begin

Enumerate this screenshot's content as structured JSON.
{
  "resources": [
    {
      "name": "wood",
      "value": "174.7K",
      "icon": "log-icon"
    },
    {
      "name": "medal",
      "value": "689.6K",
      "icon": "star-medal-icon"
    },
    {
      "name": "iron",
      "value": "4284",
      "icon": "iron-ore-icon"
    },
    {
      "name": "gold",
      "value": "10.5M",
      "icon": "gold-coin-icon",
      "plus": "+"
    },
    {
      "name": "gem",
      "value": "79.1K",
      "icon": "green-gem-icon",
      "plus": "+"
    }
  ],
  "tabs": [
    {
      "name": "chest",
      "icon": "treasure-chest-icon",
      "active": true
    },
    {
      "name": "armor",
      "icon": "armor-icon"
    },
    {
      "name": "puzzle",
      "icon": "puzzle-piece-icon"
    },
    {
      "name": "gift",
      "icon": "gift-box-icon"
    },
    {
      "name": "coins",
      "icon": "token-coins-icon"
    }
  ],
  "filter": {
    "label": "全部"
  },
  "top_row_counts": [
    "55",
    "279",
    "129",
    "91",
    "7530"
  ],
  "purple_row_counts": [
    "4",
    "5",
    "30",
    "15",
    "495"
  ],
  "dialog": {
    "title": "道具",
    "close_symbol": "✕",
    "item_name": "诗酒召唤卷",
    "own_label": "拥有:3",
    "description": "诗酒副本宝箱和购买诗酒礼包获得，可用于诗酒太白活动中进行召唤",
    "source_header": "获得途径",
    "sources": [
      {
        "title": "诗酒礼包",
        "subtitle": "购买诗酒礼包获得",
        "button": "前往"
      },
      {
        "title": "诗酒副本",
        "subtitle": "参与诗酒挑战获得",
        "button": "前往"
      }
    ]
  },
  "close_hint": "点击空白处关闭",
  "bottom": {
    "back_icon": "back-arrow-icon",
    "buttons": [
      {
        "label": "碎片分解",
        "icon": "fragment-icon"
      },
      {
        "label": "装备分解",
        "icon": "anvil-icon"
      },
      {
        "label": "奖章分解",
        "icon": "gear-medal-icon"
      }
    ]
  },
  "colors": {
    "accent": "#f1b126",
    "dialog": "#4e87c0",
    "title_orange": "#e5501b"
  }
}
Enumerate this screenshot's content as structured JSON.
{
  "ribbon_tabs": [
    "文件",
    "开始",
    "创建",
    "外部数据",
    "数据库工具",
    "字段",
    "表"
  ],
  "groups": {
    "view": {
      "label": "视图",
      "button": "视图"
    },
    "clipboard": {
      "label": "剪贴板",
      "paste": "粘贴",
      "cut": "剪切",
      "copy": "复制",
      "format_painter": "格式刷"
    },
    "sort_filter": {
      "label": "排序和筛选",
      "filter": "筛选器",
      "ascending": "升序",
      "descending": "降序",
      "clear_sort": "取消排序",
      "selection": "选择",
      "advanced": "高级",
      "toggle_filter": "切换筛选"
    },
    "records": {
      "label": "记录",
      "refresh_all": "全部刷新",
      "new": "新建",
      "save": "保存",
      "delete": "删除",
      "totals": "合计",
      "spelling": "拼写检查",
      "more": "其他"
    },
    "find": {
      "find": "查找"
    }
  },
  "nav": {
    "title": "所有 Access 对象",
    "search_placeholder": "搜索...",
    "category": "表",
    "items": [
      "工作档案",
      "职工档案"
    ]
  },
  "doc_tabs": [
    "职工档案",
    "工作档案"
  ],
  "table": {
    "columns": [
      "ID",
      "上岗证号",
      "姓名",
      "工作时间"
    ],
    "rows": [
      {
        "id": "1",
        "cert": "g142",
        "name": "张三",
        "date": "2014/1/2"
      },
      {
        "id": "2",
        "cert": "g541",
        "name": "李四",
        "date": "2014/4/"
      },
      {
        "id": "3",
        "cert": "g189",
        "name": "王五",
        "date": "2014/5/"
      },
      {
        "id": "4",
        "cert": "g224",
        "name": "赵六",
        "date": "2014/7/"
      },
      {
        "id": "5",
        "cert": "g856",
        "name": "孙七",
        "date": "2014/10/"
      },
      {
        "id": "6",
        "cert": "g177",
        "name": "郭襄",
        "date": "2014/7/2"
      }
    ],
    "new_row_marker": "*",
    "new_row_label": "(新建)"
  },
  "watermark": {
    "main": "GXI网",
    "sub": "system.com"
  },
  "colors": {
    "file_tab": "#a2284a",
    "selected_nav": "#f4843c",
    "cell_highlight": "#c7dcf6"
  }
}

end

WHAT THE EXERCISE ASKS: Copy out every line of the data that includes the word "medal".

TASK RESULT:
      "name": "medal",
      "icon": "star-medal-icon"
        "icon": "gear-medal-icon"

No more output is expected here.